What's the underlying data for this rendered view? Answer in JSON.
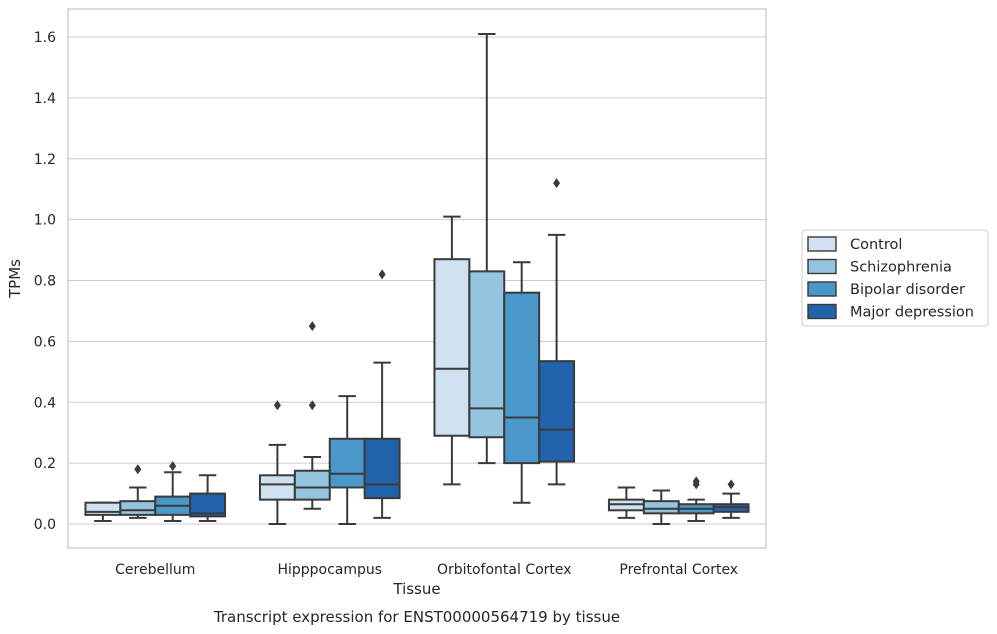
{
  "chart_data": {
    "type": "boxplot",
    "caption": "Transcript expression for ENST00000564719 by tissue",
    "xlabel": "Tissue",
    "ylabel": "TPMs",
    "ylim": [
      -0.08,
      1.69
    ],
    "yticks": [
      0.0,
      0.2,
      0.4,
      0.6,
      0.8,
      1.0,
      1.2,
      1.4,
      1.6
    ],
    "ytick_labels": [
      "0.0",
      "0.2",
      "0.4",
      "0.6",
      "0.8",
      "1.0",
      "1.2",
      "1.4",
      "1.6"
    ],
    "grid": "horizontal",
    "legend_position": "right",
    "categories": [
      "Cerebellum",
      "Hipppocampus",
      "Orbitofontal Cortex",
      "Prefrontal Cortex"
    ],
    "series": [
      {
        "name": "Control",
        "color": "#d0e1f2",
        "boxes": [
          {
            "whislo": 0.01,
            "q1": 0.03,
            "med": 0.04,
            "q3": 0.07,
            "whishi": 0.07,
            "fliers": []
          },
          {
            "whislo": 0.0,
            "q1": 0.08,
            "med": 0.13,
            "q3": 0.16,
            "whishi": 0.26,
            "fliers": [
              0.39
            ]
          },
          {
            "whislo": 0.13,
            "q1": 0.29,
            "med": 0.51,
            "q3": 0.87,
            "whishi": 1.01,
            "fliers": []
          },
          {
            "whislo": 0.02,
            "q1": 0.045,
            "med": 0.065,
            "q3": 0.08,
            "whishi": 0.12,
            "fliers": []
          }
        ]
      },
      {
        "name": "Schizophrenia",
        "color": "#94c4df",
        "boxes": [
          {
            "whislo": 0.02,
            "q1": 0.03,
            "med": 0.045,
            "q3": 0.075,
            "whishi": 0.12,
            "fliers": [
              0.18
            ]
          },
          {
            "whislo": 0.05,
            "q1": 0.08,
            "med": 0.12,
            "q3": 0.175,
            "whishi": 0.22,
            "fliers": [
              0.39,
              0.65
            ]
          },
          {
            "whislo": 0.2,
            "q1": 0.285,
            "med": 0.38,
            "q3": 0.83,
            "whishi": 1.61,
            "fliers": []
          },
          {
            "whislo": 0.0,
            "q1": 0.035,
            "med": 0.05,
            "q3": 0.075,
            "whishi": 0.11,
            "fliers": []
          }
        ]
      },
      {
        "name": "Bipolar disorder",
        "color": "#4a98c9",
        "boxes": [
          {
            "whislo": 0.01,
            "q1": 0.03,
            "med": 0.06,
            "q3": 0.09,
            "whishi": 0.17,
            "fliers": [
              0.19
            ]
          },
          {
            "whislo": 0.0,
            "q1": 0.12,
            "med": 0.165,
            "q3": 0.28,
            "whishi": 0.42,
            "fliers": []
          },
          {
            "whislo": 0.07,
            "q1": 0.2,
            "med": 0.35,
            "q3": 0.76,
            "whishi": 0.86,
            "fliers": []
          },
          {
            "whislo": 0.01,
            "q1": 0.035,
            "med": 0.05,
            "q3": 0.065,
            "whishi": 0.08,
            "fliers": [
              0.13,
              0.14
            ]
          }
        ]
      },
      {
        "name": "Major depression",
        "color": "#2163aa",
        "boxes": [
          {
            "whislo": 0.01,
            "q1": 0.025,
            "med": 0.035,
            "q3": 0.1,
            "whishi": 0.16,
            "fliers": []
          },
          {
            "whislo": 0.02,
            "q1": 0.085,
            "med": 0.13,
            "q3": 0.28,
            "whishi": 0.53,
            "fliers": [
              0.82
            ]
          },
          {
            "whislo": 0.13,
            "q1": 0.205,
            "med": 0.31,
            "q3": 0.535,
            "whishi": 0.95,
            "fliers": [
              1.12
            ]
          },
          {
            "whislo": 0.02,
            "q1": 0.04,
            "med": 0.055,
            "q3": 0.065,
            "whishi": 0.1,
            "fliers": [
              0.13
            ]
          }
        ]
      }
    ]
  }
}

Exercise requirements -> Copy all lines from the entries that contain the word "name".

Solution for this exercise ->
        "name": "Control",
        "name": "Schizophrenia",
        "name": "Bipolar disorder",
        "name": "Major depression",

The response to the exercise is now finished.